## Task goal
Without omitting anything, return the records precisely as given.

## Information given

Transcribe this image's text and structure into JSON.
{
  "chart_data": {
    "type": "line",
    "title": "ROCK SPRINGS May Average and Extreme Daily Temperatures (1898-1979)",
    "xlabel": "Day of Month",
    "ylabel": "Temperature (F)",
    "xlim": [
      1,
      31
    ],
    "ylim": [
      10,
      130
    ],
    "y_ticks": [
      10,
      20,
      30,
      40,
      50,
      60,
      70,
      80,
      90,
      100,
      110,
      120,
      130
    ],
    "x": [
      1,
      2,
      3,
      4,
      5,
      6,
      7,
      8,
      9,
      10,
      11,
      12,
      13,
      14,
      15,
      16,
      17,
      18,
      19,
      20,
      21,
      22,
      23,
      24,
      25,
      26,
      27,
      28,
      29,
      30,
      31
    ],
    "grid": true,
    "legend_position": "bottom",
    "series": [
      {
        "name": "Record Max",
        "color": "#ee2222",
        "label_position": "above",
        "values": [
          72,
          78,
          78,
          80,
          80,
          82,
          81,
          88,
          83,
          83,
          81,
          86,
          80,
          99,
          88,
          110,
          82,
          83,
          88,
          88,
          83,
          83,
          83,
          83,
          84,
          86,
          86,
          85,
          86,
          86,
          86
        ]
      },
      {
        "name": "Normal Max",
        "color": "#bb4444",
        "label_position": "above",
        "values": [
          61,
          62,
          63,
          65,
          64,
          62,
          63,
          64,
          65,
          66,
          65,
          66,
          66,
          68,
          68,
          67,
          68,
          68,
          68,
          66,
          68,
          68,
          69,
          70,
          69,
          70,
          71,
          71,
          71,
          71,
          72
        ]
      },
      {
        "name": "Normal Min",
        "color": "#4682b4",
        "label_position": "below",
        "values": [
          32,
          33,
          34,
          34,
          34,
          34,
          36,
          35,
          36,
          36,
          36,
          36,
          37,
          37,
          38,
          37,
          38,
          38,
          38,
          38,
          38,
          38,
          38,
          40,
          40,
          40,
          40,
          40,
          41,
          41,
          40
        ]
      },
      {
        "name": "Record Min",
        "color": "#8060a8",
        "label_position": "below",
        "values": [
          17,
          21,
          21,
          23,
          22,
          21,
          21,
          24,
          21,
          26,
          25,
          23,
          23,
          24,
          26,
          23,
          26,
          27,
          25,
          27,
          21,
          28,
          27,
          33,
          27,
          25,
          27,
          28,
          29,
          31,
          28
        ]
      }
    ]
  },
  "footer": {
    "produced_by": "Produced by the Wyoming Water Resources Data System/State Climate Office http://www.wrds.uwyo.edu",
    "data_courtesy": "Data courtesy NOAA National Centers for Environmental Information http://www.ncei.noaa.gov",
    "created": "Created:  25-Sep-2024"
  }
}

## Result for this task
Transcribe this image's text and structure into JSON.
{
  "chart_data": {
    "type": "line",
    "title": "ROCK SPRINGS May Average and Extreme Daily Temperatures (1898-1979)",
    "xlabel": "Day of Month",
    "ylabel": "Temperature (F)",
    "xlim": [
      1,
      31
    ],
    "ylim": [
      10,
      130
    ],
    "y_ticks": [
      10,
      20,
      30,
      40,
      50,
      60,
      70,
      80,
      90,
      100,
      110,
      120,
      130
    ],
    "x": [
      1,
      2,
      3,
      4,
      5,
      6,
      7,
      8,
      9,
      10,
      11,
      12,
      13,
      14,
      15,
      16,
      17,
      18,
      19,
      20,
      21,
      22,
      23,
      24,
      25,
      26,
      27,
      28,
      29,
      30,
      31
    ],
    "grid": true,
    "legend_position": "bottom",
    "series": [
      {
        "name": "Record Max",
        "color": "#ee2222",
        "label_position": "above",
        "values": [
          72,
          78,
          78,
          80,
          80,
          82,
          81,
          88,
          83,
          83,
          81,
          86,
          80,
          99,
          88,
          110,
          82,
          83,
          88,
          88,
          83,
          83,
          83,
          83,
          84,
          86,
          86,
          85,
          86,
          86,
          86
        ]
      },
      {
        "name": "Normal Max",
        "color": "#bb4444",
        "label_position": "above",
        "values": [
          61,
          62,
          63,
          65,
          64,
          62,
          63,
          64,
          65,
          66,
          65,
          66,
          66,
          68,
          68,
          67,
          68,
          68,
          68,
          66,
          68,
          68,
          69,
          70,
          69,
          70,
          71,
          71,
          71,
          71,
          72
        ]
      },
      {
        "name": "Normal Min",
        "color": "#4682b4",
        "label_position": "below",
        "values": [
          32,
          33,
          34,
          34,
          34,
          34,
          36,
          35,
          36,
          36,
          36,
          36,
          37,
          37,
          38,
          37,
          38,
          38,
          38,
          38,
          38,
          38,
          38,
          40,
          40,
          40,
          40,
          40,
          41,
          41,
          40
        ]
      },
      {
        "name": "Record Min",
        "color": "#8060a8",
        "label_position": "below",
        "values": [
          17,
          21,
          21,
          23,
          22,
          21,
          21,
          24,
          21,
          26,
          25,
          23,
          23,
          24,
          26,
          23,
          26,
          27,
          25,
          27,
          21,
          28,
          27,
          33,
          27,
          25,
          27,
          28,
          29,
          31,
          28
        ]
      }
    ]
  },
  "footer": {
    "produced_by": "Produced by the Wyoming Water Resources Data System/State Climate Office http://www.wrds.uwyo.edu",
    "data_courtesy": "Data courtesy NOAA National Centers for Environmental Information http://www.ncei.noaa.gov",
    "created": "Created:  25-Sep-2024"
  }
}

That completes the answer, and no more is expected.